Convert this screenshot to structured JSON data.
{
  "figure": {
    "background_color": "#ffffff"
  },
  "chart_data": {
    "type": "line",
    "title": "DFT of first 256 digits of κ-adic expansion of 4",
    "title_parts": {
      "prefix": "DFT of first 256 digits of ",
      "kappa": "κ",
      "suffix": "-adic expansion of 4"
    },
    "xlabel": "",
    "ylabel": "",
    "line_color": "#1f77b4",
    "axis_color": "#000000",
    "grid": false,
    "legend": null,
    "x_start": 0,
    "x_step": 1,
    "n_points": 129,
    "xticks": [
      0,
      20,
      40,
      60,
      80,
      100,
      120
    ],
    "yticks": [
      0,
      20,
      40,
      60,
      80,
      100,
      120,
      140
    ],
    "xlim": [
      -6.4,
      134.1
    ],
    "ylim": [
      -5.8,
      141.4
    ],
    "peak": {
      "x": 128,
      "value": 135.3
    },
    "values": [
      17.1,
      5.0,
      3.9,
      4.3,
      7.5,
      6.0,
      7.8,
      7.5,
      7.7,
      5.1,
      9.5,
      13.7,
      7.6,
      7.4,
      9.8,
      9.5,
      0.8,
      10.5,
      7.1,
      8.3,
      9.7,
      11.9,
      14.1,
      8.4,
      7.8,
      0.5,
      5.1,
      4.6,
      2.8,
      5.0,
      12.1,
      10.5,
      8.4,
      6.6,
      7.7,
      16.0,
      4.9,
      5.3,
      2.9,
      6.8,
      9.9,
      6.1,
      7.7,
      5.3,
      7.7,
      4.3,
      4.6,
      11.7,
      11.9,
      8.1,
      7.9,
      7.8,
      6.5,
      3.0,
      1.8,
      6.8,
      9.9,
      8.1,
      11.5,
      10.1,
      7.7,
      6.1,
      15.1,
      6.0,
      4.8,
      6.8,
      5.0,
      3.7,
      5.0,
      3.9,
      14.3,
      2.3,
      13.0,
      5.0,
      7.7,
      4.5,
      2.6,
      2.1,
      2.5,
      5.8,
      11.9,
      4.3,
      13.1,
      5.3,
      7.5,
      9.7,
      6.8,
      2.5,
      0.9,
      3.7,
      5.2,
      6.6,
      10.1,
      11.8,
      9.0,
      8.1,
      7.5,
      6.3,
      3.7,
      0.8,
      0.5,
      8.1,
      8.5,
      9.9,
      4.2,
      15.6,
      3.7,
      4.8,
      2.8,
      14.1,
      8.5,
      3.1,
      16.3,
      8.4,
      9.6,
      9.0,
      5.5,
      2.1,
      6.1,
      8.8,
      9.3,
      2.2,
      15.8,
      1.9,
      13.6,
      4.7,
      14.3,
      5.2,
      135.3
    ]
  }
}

□ □ □ □ □ □ □

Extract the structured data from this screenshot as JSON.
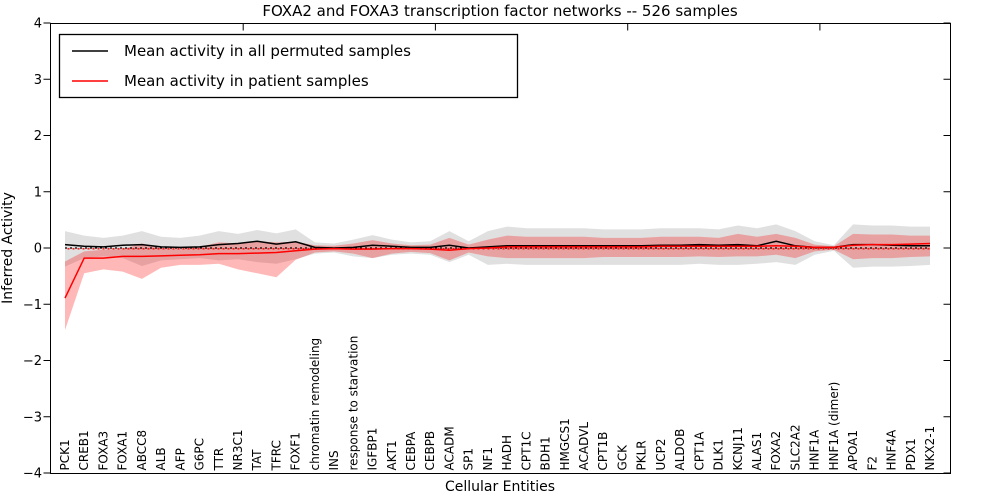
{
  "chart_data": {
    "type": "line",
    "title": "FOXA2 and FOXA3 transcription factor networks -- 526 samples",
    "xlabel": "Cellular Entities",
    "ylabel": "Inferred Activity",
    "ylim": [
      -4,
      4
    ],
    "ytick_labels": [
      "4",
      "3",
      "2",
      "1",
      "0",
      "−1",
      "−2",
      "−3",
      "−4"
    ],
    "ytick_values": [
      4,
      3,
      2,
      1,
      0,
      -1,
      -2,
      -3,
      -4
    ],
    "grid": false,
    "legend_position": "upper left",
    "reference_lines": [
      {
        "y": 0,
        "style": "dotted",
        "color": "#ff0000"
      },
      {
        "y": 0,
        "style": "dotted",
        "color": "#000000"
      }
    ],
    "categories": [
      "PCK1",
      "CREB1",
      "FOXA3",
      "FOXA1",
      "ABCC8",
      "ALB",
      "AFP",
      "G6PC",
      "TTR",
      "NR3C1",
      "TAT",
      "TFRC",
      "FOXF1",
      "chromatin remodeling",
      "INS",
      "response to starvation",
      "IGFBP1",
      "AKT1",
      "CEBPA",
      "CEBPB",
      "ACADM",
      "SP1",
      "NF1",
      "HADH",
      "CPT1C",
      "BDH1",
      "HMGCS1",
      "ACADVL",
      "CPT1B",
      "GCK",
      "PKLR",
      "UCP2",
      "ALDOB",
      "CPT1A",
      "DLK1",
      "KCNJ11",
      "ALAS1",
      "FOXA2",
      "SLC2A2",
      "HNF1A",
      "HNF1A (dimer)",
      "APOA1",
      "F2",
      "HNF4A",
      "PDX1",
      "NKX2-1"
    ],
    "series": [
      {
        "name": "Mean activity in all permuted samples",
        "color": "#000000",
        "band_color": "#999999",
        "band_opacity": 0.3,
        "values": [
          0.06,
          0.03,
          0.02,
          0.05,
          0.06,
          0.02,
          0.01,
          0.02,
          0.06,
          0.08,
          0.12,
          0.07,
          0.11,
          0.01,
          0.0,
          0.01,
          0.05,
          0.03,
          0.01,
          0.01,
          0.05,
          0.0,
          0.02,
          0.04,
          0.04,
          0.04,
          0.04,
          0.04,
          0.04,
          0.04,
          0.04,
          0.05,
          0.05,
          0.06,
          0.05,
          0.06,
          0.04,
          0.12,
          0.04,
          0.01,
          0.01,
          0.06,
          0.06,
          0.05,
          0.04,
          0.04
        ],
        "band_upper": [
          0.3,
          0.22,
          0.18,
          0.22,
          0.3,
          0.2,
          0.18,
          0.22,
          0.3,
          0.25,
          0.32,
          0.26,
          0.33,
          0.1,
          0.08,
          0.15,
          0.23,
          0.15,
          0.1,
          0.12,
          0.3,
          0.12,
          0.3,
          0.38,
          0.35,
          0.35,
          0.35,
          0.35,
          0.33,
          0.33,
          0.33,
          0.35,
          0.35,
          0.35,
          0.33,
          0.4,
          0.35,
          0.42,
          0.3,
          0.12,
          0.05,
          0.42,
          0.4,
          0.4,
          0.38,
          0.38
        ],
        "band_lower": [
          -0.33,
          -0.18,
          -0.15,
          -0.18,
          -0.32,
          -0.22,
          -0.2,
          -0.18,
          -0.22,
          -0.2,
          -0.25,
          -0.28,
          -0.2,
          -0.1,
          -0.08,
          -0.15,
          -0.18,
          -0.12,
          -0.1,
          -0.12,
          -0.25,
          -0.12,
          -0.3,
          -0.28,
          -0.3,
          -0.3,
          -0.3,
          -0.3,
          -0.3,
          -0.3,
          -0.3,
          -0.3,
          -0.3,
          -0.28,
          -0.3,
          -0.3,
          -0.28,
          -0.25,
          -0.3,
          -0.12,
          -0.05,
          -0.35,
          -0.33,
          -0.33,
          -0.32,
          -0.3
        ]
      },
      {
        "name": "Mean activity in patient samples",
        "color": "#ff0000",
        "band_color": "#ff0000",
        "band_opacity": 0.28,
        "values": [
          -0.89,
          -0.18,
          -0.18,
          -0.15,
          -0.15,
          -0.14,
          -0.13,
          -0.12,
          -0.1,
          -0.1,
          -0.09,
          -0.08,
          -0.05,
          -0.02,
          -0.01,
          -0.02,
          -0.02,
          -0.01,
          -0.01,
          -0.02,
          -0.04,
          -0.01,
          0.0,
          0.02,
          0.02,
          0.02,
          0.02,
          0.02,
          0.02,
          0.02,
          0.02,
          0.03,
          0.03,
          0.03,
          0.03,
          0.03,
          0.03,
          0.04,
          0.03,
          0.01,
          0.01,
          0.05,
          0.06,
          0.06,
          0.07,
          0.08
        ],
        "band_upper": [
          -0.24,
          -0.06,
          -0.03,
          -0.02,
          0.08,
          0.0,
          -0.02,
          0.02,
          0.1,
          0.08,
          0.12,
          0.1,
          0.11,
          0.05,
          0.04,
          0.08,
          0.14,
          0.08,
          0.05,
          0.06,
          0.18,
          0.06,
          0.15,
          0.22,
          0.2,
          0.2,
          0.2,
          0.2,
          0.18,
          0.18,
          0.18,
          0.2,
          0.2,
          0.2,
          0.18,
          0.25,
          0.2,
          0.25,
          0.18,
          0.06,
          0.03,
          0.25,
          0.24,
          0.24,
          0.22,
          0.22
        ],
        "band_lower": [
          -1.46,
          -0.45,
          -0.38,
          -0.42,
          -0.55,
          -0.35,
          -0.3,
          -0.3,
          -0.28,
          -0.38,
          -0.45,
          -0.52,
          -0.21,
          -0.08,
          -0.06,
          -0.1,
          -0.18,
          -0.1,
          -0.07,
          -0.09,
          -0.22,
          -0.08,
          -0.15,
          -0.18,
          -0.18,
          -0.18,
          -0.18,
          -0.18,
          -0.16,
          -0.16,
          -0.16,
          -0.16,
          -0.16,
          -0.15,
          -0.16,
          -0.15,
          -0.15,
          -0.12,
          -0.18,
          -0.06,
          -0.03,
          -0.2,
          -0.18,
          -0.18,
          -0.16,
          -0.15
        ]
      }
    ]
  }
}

□ □ □ □ □ □ □

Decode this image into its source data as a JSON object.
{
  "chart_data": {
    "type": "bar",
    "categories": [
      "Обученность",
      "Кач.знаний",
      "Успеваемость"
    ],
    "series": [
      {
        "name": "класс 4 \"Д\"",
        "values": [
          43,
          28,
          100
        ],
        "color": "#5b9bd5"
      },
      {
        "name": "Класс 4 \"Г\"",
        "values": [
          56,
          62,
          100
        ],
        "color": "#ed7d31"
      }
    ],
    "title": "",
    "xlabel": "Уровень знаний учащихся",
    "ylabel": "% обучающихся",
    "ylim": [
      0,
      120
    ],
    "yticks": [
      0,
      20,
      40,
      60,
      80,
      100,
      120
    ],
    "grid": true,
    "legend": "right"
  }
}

□ □ □ □ □ □ □

Exercise objective: Which lines of the material contain the string "this"? List each of them.

Full solution:
Convert this screenshot to structured JSON data.
Extract the structured data from this screenshot as JSON.
Decode this image into its source data as a JSON object.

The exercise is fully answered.